▶ _PROBLEM TO WORK ON_
In the copy, include every entry exactly but none of the images.

▶ _EXTRACTED MATERIAL_
▼▼▼
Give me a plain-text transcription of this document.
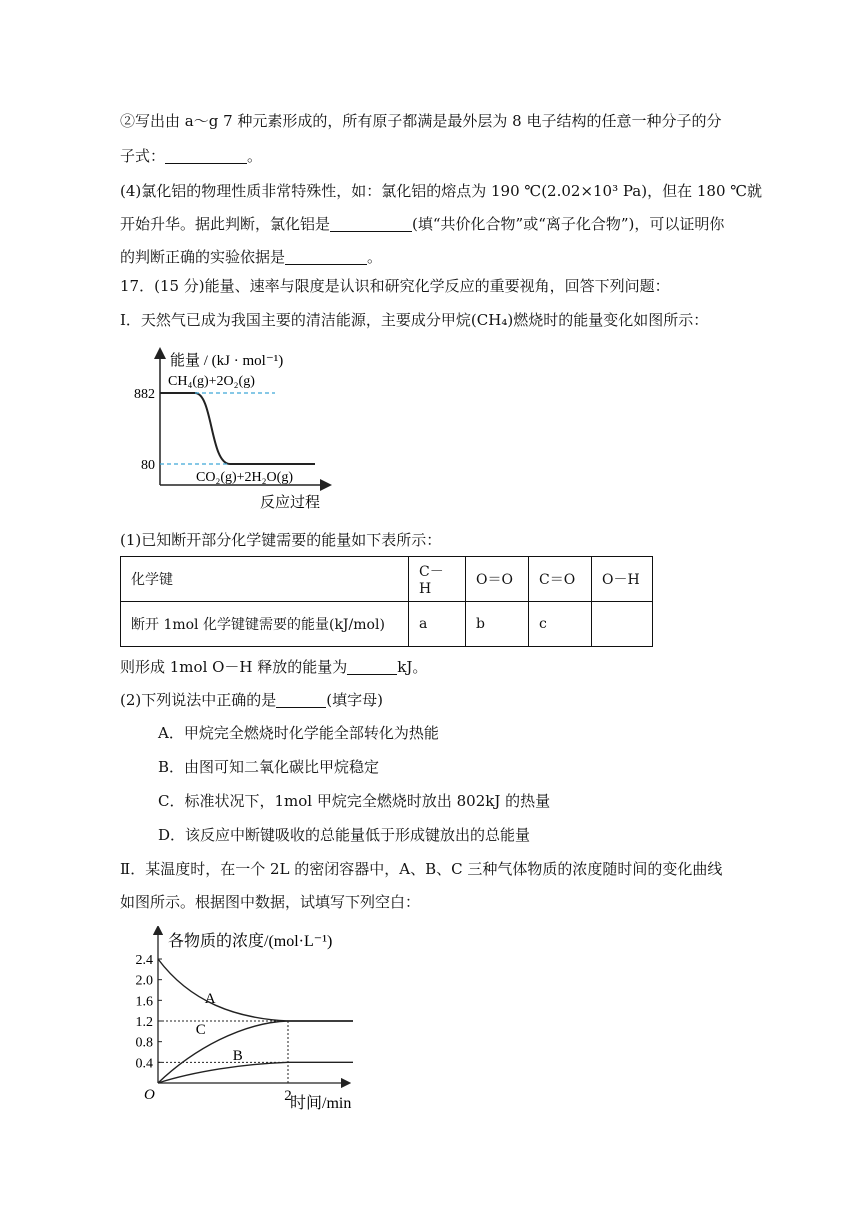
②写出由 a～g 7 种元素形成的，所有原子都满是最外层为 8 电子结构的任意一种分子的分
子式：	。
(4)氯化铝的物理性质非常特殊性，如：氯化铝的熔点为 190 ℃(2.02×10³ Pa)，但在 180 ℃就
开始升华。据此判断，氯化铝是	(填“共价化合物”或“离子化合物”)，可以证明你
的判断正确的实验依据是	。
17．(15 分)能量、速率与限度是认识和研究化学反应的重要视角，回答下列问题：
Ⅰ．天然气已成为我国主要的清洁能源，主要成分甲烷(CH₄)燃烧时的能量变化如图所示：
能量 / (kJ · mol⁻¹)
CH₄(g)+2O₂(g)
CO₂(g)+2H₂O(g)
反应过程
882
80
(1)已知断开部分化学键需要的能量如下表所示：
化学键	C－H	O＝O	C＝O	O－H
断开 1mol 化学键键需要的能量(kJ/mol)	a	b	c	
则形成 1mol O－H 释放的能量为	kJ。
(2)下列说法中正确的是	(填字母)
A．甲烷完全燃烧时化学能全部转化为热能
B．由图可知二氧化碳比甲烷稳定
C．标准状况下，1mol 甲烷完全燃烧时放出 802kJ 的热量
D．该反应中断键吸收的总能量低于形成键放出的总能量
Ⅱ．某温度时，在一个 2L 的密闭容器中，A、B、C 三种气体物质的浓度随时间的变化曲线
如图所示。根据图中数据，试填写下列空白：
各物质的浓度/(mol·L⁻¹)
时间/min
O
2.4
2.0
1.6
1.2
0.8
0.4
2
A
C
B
▲▲▲
▶ _RESPONSE TO THIS EXERCISE_
Give me a plain-text transcription of this document.
②写出由 a～g 7 种元素形成的，所有原子都满是最外层为 8 电子结构的任意一种分子的分
子式：	。
(4)氯化铝的物理性质非常特殊性，如：氯化铝的熔点为 190 ℃(2.02×10³ Pa)，但在 180 ℃就
开始升华。据此判断，氯化铝是	(填“共价化合物”或“离子化合物”)，可以证明你
的判断正确的实验依据是	。
17．(15 分)能量、速率与限度是认识和研究化学反应的重要视角，回答下列问题：
Ⅰ．天然气已成为我国主要的清洁能源，主要成分甲烷(CH₄)燃烧时的能量变化如图所示：
能量 / (kJ · mol⁻¹)
CH₄(g)+2O₂(g)
CO₂(g)+2H₂O(g)
反应过程
882
80
(1)已知断开部分化学键需要的能量如下表所示：
化学键	C－H	O＝O	C＝O	O－H
断开 1mol 化学键键需要的能量(kJ/mol)	a	b	c	
则形成 1mol O－H 释放的能量为	kJ。
(2)下列说法中正确的是	(填字母)
A．甲烷完全燃烧时化学能全部转化为热能
B．由图可知二氧化碳比甲烷稳定
C．标准状况下，1mol 甲烷完全燃烧时放出 802kJ 的热量
D．该反应中断键吸收的总能量低于形成键放出的总能量
Ⅱ．某温度时，在一个 2L 的密闭容器中，A、B、C 三种气体物质的浓度随时间的变化曲线
如图所示。根据图中数据，试填写下列空白：
各物质的浓度/(mol·L⁻¹)
时间/min
O
2.4
2.0
1.6
1.2
0.8
0.4
2
A
C
B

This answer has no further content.